BRIEF: Count every line below in which "each" occurs, then give only the count.

INFORMATION SUPPLIED:
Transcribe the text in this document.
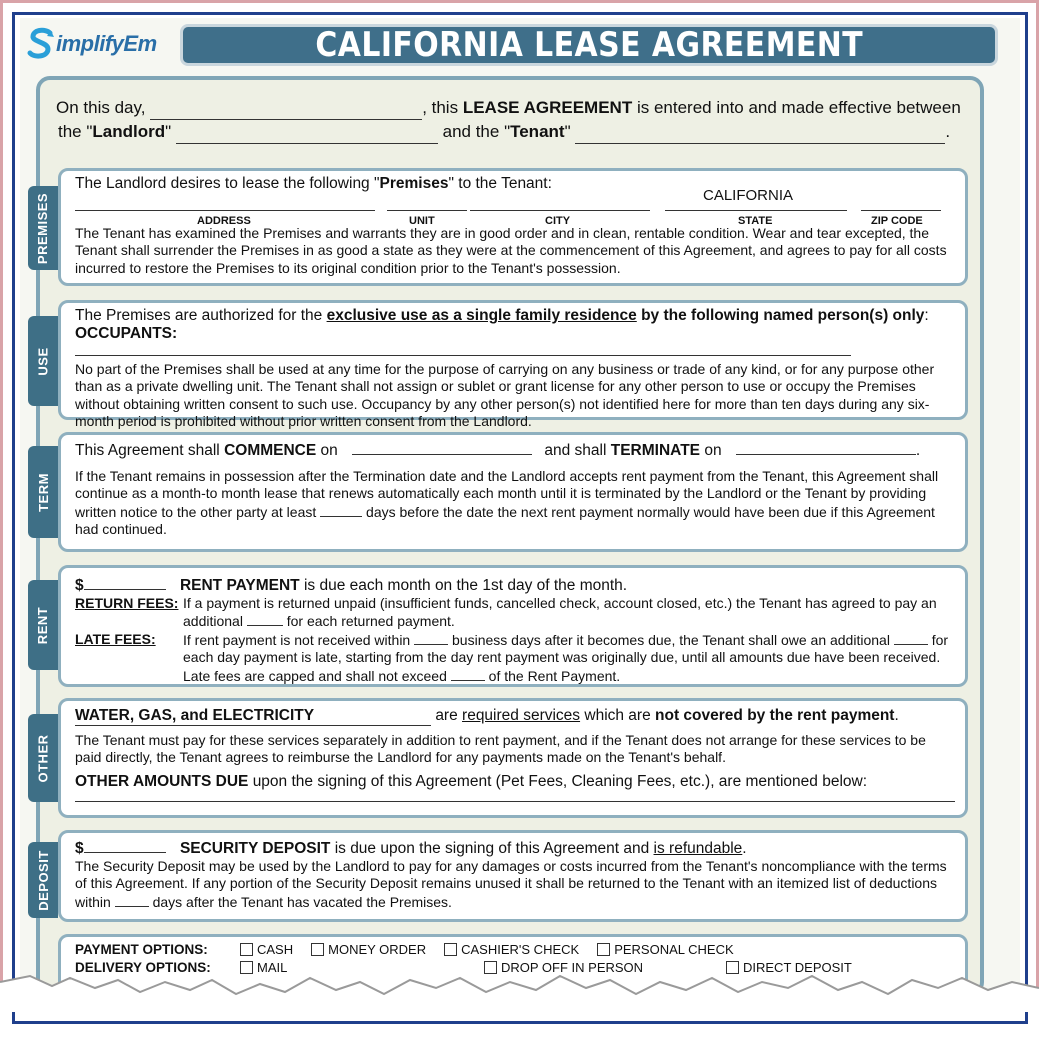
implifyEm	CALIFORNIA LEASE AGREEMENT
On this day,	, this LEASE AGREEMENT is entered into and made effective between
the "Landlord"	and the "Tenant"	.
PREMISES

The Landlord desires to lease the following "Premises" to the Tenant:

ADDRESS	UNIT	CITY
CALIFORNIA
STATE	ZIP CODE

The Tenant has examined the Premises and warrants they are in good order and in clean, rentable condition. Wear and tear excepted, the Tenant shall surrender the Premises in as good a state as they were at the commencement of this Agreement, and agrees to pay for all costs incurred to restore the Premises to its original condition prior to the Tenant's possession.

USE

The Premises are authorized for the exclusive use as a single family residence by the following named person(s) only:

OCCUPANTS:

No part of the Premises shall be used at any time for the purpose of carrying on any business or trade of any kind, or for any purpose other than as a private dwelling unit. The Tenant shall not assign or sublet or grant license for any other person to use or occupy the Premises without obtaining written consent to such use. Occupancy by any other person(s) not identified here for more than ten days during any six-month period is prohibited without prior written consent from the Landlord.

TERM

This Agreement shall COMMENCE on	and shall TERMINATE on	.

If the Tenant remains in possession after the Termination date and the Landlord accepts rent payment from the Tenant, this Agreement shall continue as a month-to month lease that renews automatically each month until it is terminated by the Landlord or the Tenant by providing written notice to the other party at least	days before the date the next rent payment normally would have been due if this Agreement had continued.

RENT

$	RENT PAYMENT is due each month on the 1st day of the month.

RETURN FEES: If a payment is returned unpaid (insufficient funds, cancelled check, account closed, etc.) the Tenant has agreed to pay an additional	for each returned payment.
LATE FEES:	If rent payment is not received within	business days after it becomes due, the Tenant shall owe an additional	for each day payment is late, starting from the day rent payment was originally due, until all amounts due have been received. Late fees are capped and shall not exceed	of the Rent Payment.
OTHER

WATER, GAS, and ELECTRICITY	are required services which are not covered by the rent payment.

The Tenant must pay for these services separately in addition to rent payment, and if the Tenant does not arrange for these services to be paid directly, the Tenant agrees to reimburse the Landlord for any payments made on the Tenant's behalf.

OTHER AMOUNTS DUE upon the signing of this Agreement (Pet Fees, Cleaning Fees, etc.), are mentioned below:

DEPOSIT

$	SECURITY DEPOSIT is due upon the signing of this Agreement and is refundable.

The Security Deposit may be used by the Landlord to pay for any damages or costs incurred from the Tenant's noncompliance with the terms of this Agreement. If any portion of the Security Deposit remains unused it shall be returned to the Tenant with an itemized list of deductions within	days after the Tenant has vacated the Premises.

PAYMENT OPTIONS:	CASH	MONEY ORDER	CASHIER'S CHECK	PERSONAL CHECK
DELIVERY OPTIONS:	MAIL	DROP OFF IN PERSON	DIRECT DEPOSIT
==
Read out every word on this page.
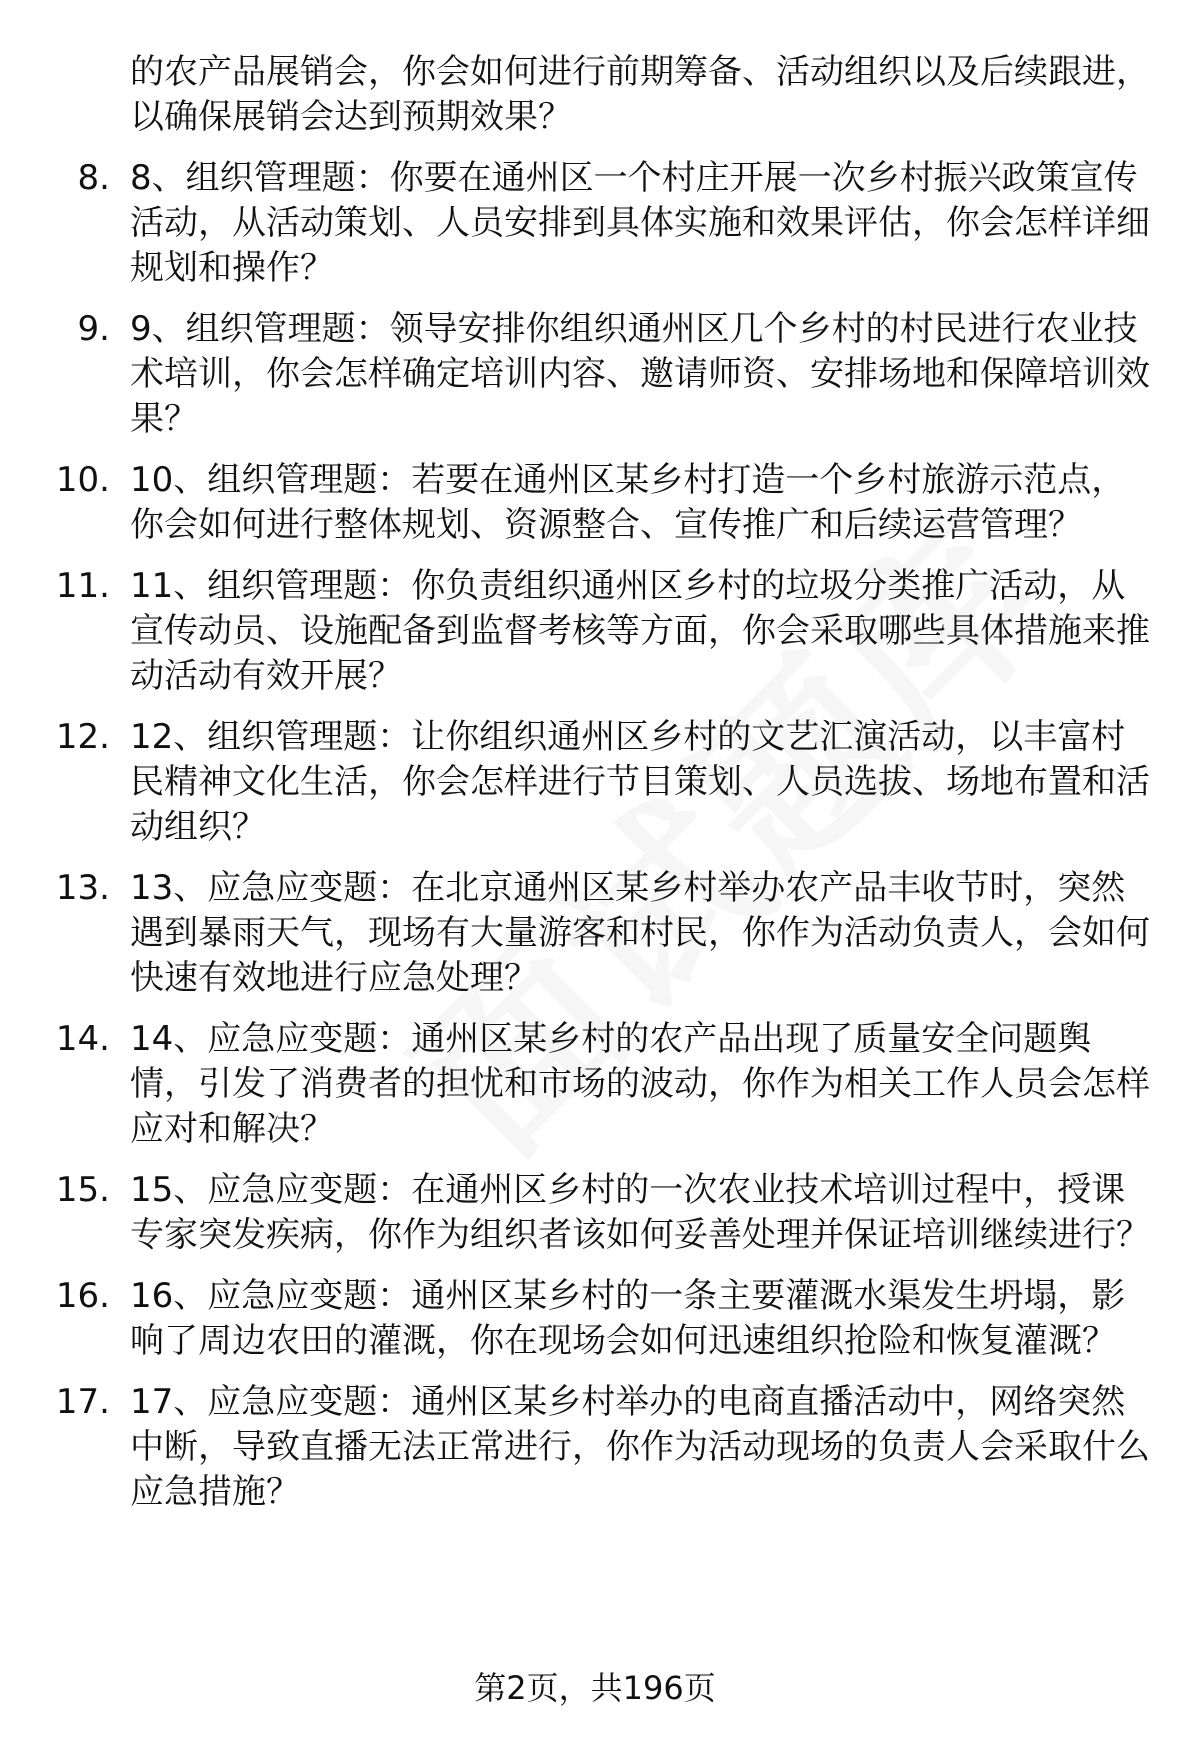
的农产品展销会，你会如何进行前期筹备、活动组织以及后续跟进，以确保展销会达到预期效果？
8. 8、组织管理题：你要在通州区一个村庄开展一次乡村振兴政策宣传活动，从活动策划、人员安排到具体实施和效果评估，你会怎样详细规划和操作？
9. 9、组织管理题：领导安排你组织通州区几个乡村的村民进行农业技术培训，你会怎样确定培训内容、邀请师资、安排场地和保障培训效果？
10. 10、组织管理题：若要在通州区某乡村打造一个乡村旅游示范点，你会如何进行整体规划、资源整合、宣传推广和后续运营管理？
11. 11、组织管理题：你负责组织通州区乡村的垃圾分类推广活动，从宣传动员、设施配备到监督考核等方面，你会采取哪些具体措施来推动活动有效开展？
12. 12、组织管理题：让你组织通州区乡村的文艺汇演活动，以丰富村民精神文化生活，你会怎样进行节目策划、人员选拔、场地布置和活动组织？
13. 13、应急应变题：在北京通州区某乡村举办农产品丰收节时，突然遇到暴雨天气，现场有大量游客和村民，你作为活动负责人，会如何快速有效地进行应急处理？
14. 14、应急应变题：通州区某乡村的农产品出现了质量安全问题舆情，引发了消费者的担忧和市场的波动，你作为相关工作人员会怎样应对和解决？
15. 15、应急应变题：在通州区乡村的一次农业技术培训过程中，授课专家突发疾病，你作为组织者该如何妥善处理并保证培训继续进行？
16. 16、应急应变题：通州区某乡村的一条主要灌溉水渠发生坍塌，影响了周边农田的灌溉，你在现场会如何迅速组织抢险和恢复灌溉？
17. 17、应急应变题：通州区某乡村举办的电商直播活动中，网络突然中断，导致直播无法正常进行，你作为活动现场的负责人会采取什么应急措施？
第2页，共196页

EXERCISE OUTPUT: 4